*STATED EXERCISE*
In the entries below, find every line with "Choice" and copy it.

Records

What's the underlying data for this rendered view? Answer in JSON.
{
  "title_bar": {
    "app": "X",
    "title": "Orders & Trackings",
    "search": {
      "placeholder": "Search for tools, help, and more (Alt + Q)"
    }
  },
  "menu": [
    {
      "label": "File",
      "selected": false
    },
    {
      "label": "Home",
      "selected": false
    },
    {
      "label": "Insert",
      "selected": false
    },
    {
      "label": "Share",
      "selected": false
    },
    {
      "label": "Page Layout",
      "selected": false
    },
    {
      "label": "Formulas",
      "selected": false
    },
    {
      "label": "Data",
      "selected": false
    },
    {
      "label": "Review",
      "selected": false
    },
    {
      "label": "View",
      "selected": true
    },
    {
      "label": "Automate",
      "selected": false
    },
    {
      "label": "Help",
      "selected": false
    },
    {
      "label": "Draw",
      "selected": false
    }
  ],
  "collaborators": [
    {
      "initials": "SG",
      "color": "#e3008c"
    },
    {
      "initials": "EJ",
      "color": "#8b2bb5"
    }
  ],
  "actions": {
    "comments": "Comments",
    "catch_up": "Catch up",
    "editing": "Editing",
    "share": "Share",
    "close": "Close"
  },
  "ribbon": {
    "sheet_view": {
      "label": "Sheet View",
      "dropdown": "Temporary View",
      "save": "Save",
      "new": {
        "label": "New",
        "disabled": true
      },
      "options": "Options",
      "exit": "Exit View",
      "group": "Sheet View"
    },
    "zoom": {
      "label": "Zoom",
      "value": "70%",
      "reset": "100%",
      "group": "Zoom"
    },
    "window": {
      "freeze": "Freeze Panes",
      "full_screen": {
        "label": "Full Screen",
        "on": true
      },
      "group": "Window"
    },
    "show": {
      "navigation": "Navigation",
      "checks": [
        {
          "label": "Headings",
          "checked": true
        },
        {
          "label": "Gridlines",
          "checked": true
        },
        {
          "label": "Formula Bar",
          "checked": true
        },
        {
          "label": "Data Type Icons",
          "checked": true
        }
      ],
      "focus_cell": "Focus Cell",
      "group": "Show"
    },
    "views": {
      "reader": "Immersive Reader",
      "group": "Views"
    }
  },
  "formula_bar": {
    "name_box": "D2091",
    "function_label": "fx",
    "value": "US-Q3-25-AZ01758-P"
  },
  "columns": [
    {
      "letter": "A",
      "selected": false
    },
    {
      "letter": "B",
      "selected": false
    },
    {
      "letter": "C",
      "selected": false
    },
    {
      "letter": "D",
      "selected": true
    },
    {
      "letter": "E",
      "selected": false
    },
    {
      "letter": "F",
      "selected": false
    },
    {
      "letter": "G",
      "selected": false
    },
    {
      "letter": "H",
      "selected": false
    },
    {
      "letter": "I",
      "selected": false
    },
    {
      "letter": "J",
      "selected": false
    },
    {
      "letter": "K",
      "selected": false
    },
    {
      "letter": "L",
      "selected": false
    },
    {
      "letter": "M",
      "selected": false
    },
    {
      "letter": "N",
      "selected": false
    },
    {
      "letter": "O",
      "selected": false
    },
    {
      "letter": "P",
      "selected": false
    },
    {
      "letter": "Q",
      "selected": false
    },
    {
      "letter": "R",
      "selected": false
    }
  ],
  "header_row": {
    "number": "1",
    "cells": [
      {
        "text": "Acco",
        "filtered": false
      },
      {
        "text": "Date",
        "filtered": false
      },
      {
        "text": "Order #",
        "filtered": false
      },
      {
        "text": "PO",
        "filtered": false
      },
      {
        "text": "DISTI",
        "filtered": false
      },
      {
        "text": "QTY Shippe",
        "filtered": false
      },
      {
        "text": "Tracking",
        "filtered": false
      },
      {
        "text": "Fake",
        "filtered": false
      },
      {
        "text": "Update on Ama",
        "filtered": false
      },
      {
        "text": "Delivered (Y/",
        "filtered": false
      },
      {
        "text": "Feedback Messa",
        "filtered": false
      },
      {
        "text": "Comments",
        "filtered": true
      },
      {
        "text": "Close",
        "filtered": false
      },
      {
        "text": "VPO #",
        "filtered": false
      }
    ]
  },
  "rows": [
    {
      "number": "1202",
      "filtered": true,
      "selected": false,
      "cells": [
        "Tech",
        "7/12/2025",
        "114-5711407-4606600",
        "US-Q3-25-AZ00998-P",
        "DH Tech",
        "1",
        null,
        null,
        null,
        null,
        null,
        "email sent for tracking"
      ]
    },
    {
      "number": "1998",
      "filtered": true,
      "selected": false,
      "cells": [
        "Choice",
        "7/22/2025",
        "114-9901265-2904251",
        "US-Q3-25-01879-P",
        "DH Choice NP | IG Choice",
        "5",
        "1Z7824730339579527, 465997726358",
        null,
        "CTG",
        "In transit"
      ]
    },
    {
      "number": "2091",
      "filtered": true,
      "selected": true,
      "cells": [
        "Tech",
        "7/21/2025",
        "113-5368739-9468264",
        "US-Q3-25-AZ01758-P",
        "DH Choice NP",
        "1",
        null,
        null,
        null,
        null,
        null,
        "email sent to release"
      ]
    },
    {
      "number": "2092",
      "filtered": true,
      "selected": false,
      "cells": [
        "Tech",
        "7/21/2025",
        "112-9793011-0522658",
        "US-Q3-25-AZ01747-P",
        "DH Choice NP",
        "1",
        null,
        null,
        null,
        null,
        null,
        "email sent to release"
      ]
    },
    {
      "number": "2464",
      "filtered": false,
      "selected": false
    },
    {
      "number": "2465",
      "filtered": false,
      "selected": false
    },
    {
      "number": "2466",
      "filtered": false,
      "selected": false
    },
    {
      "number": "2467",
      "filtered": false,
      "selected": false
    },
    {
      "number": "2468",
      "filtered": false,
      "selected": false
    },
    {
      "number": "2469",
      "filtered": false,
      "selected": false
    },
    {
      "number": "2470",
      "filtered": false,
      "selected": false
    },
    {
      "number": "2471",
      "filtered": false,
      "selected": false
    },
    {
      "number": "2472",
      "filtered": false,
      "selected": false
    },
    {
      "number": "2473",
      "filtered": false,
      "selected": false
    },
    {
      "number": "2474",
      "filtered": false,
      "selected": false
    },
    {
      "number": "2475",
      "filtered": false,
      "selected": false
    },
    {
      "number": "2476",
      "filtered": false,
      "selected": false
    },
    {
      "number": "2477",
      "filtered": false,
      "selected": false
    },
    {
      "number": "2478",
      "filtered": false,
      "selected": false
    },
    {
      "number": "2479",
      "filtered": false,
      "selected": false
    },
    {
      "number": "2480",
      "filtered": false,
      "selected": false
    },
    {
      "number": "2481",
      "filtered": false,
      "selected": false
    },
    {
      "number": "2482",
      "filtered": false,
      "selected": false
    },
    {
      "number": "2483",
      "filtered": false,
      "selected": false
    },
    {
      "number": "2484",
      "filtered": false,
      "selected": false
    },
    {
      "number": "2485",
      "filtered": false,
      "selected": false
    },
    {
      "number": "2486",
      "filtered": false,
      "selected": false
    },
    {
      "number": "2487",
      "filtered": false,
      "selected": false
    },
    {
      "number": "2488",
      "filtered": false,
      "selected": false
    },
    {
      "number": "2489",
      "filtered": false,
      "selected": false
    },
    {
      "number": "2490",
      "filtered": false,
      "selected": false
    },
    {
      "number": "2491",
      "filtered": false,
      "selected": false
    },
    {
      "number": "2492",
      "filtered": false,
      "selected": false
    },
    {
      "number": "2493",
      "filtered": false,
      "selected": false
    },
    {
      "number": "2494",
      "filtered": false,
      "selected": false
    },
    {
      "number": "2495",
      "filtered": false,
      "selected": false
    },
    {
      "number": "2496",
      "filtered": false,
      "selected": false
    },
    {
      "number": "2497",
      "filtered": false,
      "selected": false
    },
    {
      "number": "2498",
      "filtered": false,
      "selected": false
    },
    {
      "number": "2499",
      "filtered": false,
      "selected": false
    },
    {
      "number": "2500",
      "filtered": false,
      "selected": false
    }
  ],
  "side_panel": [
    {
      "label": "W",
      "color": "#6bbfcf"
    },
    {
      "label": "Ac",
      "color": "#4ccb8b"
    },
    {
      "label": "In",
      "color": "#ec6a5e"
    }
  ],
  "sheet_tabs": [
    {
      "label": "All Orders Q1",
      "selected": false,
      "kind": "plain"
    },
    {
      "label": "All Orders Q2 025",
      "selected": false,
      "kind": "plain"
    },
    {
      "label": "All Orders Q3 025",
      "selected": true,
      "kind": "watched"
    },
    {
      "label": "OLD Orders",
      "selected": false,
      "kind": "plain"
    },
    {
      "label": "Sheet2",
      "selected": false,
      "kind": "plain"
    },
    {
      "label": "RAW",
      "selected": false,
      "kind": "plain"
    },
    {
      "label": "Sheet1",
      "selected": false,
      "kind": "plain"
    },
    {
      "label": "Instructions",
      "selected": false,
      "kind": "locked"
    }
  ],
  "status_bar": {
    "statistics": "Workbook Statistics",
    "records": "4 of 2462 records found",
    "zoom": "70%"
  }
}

*THE RESULT*
        "Choice",
        "DH Choice NP | IG Choice",
        "DH Choice NP",
        "DH Choice NP",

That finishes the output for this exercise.